▶ _EXERCISE DIRECTIONS_
Please output every line of the material as it stands, without the pictures.

▶ _RECORDED DATA_
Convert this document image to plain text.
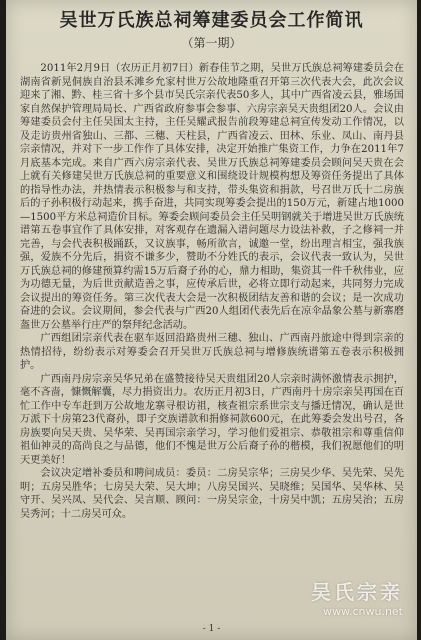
吴世万氏族总祠筹建委员会工作简讯
（第一期）

2011年2月9日（农历正月初7日）新春佳节之期，吴世万氏族总祠筹建委员会在湖南省新晃侗族自治县禾滩乡允家村世万公故地隆重召开第三次代表大会，此次会议迎来了湘、黔、桂三省十多个县市吴氏宗亲代表50多人，其中广西省凌云县，雅场国家自然保护管理局局长、广西省政府参事会参事、六房宗亲吴天贵组团20人。会议由筹建委员会付主任吴国太主持，主任吴耀武报告前段筹建总祠宣传发动工作情况，以及走访贵州省独山、三都、三穗、天柱县，广西省凌云、田林、乐业、凤山、南丹县宗亲情况，并对下一步工作作了具体安排，决定开始推广集资工作，力争在2011年7月底基本完成。来自广西六房宗亲代表、吴世万氏族总祠筹建委员会顾问吴天贵在会上就有关修建吴世万氏族总祠的重要意义和围绕设计规模构想及筹资任务提出了具体的指导性办法，并热情表示积极参与和支持，带头集资和捐款，号召世万氏十二房族后的子孙积极行动起来，携手奋进，共同实现筹委会提出的150万元，新建占地1000—1500平方米总祠造价目标。筹委会顾问委员会主任吴明钢就关于增进吴世万氏族统谱第五卷事宜作了具体安排，对客观存在遗漏入谱问题尽力设法补救，子之修祠一并完善，与会代表积极踊跃，又议族事，畅所欲言，诚邀一堂，纷出理言相宝，强我族强，爱族不分先后，捐资不谦多少，赞助不分姓氏的表示，会议代表一致认为，吴世万氏族总祠的修建预算约需15万后裔子孙的心，鼎力相助，集资其一件千秋伟业，应为功德无量，为后世贡献造善之事，应传承后世，必将立即行动起来，共同努力完成会议提出的筹资任务。第三次代表大会是一次积极团结友善和谐的会议；是一次成功奋进的会议。会议期间，参会代表与广西20人组团代表先后在凉伞晶象公墓与新寨磨盔世万公墓举行庄严的祭拜纪念活动。

广西组团宗亲代表在驱车返回沿路贵州三穗、独山、广西南丹旅途中得到宗亲的热情招待，纷纷表示对筹委会召开吴世万氏族总祠与增修族统谱第五卷表示积极拥护。

广西南丹房宗亲吴华兄弟在盛赞接待吴天贵组团20人宗亲时满怀激情表示拥护，毫不吝啬，慷慨解囊，尽力捐资出力。农历正月初3日，广西南丹十房宗亲吴再国在百忙工作中专车赶到万公故地龙寨寻根访祖，核查祖宗系世宗支与播迁情况，确认是世万派下十房第23代裔孙，即子交族谱款和捐修祠款600元，在此筹委会发出号召，各房族要向吴天贵、吴华荣、吴再国宗亲学习，学习他们爱祖宗、恭敬祖宗和尊重信仰祖仙神灵的高尚良之与品德，他们不愧是世万公后裔子孙的楷模，我们祝愿他们的明天更美好！

会议决定增补委员和聘问成员：委员：二房吴宗华；三房吴少华、吴先荣、吴先明；五房吴胜华；七房吴大荣、吴大坤；八房吴国兴、吴晓维；吴国华、吴华林、吴守开、吴兴凤、吴代会、吴言顺、顾问：一房吴宗金，十房吴中凯；五房吴治；五房吴秀河；十二房吴可众。

- 1 -
吴氏宗亲
www.cnwu.net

▶ _FULL SOLUTION_
Convert this document image to plain text.
吴世万氏族总祠筹建委员会工作简讯
（第一期）

2011年2月9日（农历正月初7日）新春佳节之期，吴世万氏族总祠筹建委员会在湖南省新晃侗族自治县禾滩乡允家村世万公故地隆重召开第三次代表大会，此次会议迎来了湘、黔、桂三省十多个县市吴氏宗亲代表50多人，其中广西省凌云县，雅场国家自然保护管理局局长、广西省政府参事会参事、六房宗亲吴天贵组团20人。会议由筹建委员会付主任吴国太主持，主任吴耀武报告前段筹建总祠宣传发动工作情况，以及走访贵州省独山、三都、三穗、天柱县，广西省凌云、田林、乐业、凤山、南丹县宗亲情况，并对下一步工作作了具体安排，决定开始推广集资工作，力争在2011年7月底基本完成。来自广西六房宗亲代表、吴世万氏族总祠筹建委员会顾问吴天贵在会上就有关修建吴世万氏族总祠的重要意义和围绕设计规模构想及筹资任务提出了具体的指导性办法，并热情表示积极参与和支持，带头集资和捐款，号召世万氏十二房族后的子孙积极行动起来，携手奋进，共同实现筹委会提出的150万元，新建占地1000—1500平方米总祠造价目标。筹委会顾问委员会主任吴明钢就关于增进吴世万氏族统谱第五卷事宜作了具体安排，对客观存在遗漏入谱问题尽力设法补救，子之修祠一并完善，与会代表积极踊跃，又议族事，畅所欲言，诚邀一堂，纷出理言相宝，强我族强，爱族不分先后，捐资不谦多少，赞助不分姓氏的表示，会议代表一致认为，吴世万氏族总祠的修建预算约需15万后裔子孙的心，鼎力相助，集资其一件千秋伟业，应为功德无量，为后世贡献造善之事，应传承后世，必将立即行动起来，共同努力完成会议提出的筹资任务。第三次代表大会是一次积极团结友善和谐的会议；是一次成功奋进的会议。会议期间，参会代表与广西20人组团代表先后在凉伞晶象公墓与新寨磨盔世万公墓举行庄严的祭拜纪念活动。

广西组团宗亲代表在驱车返回沿路贵州三穗、独山、广西南丹旅途中得到宗亲的热情招待，纷纷表示对筹委会召开吴世万氏族总祠与增修族统谱第五卷表示积极拥护。

广西南丹房宗亲吴华兄弟在盛赞接待吴天贵组团20人宗亲时满怀激情表示拥护，毫不吝啬，慷慨解囊，尽力捐资出力。农历正月初3日，广西南丹十房宗亲吴再国在百忙工作中专车赶到万公故地龙寨寻根访祖，核查祖宗系世宗支与播迁情况，确认是世万派下十房第23代裔孙，即子交族谱款和捐修祠款600元，在此筹委会发出号召，各房族要向吴天贵、吴华荣、吴再国宗亲学习，学习他们爱祖宗、恭敬祖宗和尊重信仰祖仙神灵的高尚良之与品德，他们不愧是世万公后裔子孙的楷模，我们祝愿他们的明天更美好！

会议决定增补委员和聘问成员：委员：二房吴宗华；三房吴少华、吴先荣、吴先明；五房吴胜华；七房吴大荣、吴大坤；八房吴国兴、吴晓维；吴国华、吴华林、吴守开、吴兴凤、吴代会、吴言顺、顾问：一房吴宗金，十房吴中凯；五房吴治；五房吴秀河；十二房吴可众。

- 1 -
吴氏宗亲
www.cnwu.net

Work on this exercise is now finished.